Make an exact copy of all the records.

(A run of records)
##############################

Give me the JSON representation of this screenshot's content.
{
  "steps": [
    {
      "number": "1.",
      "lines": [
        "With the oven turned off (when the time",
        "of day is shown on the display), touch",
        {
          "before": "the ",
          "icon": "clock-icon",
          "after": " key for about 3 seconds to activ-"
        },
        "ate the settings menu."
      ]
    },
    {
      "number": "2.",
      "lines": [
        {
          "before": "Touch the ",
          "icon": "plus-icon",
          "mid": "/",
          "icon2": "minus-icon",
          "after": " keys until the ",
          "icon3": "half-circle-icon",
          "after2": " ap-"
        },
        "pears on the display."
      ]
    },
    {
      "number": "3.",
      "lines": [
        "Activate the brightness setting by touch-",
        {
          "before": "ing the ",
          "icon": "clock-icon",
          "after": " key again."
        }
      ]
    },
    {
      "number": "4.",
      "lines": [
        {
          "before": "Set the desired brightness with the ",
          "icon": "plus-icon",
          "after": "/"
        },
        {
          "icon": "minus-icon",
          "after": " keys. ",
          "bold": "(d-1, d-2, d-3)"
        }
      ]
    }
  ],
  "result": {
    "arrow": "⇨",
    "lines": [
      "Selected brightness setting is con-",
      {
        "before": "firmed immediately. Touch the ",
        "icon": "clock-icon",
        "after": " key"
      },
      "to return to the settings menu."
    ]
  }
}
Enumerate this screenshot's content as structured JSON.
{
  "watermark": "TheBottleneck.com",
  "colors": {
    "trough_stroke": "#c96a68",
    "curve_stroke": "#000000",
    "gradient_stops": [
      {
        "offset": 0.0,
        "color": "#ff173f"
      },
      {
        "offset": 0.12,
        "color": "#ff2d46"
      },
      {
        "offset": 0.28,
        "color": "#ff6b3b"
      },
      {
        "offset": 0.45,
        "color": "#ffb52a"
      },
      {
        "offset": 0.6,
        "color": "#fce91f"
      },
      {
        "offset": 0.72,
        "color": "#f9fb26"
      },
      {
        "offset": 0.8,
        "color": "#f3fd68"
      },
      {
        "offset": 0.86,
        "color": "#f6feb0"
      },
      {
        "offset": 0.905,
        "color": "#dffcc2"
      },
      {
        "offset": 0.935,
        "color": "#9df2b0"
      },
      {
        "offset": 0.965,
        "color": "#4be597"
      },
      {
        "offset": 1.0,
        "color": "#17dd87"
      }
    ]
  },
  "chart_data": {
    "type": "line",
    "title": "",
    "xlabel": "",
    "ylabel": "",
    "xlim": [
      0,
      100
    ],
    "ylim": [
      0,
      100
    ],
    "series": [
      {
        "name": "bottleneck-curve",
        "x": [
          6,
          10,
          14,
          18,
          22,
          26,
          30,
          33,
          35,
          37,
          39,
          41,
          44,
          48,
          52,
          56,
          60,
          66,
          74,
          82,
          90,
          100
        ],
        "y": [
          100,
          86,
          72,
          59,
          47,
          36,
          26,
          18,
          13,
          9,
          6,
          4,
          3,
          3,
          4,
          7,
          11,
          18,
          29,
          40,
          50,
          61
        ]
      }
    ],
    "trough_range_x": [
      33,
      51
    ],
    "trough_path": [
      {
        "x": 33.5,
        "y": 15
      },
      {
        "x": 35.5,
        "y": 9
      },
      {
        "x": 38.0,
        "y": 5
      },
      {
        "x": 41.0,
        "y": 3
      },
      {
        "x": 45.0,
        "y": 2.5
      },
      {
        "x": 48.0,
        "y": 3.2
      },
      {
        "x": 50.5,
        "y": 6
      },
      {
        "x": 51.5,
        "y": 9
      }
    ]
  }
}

##############################

TASK OUTPUT:
Give me the JSON representation of this screenshot's content.
{
  "steps": [
    {
      "number": "1.",
      "lines": [
        "With the oven turned off (when the time",
        "of day is shown on the display), touch",
        {
          "before": "the ",
          "icon": "clock-icon",
          "after": " key for about 3 seconds to activ-"
        },
        "ate the settings menu."
      ]
    },
    {
      "number": "2.",
      "lines": [
        {
          "before": "Touch the ",
          "icon": "plus-icon",
          "mid": "/",
          "icon2": "minus-icon",
          "after": " keys until the ",
          "icon3": "half-circle-icon",
          "after2": " ap-"
        },
        "pears on the display."
      ]
    },
    {
      "number": "3.",
      "lines": [
        "Activate the brightness setting by touch-",
        {
          "before": "ing the ",
          "icon": "clock-icon",
          "after": " key again."
        }
      ]
    },
    {
      "number": "4.",
      "lines": [
        {
          "before": "Set the desired brightness with the ",
          "icon": "plus-icon",
          "after": "/"
        },
        {
          "icon": "minus-icon",
          "after": " keys. ",
          "bold": "(d-1, d-2, d-3)"
        }
      ]
    }
  ],
  "result": {
    "arrow": "⇨",
    "lines": [
      "Selected brightness setting is con-",
      {
        "before": "firmed immediately. Touch the ",
        "icon": "clock-icon",
        "after": " key"
      },
      "to return to the settings menu."
    ]
  }
}
Enumerate this screenshot's content as structured JSON.
{
  "watermark": "TheBottleneck.com",
  "colors": {
    "trough_stroke": "#c96a68",
    "curve_stroke": "#000000",
    "gradient_stops": [
      {
        "offset": 0.0,
        "color": "#ff173f"
      },
      {
        "offset": 0.12,
        "color": "#ff2d46"
      },
      {
        "offset": 0.28,
        "color": "#ff6b3b"
      },
      {
        "offset": 0.45,
        "color": "#ffb52a"
      },
      {
        "offset": 0.6,
        "color": "#fce91f"
      },
      {
        "offset": 0.72,
        "color": "#f9fb26"
      },
      {
        "offset": 0.8,
        "color": "#f3fd68"
      },
      {
        "offset": 0.86,
        "color": "#f6feb0"
      },
      {
        "offset": 0.905,
        "color": "#dffcc2"
      },
      {
        "offset": 0.935,
        "color": "#9df2b0"
      },
      {
        "offset": 0.965,
        "color": "#4be597"
      },
      {
        "offset": 1.0,
        "color": "#17dd87"
      }
    ]
  },
  "chart_data": {
    "type": "line",
    "title": "",
    "xlabel": "",
    "ylabel": "",
    "xlim": [
      0,
      100
    ],
    "ylim": [
      0,
      100
    ],
    "series": [
      {
        "name": "bottleneck-curve",
        "x": [
          6,
          10,
          14,
          18,
          22,
          26,
          30,
          33,
          35,
          37,
          39,
          41,
          44,
          48,
          52,
          56,
          60,
          66,
          74,
          82,
          90,
          100
        ],
        "y": [
          100,
          86,
          72,
          59,
          47,
          36,
          26,
          18,
          13,
          9,
          6,
          4,
          3,
          3,
          4,
          7,
          11,
          18,
          29,
          40,
          50,
          61
        ]
      }
    ],
    "trough_range_x": [
      33,
      51
    ],
    "trough_path": [
      {
        "x": 33.5,
        "y": 15
      },
      {
        "x": 35.5,
        "y": 9
      },
      {
        "x": 38.0,
        "y": 5
      },
      {
        "x": 41.0,
        "y": 3
      },
      {
        "x": 45.0,
        "y": 2.5
      },
      {
        "x": 48.0,
        "y": 3.2
      },
      {
        "x": 50.5,
        "y": 6
      },
      {
        "x": 51.5,
        "y": 9
      }
    ]
  }
}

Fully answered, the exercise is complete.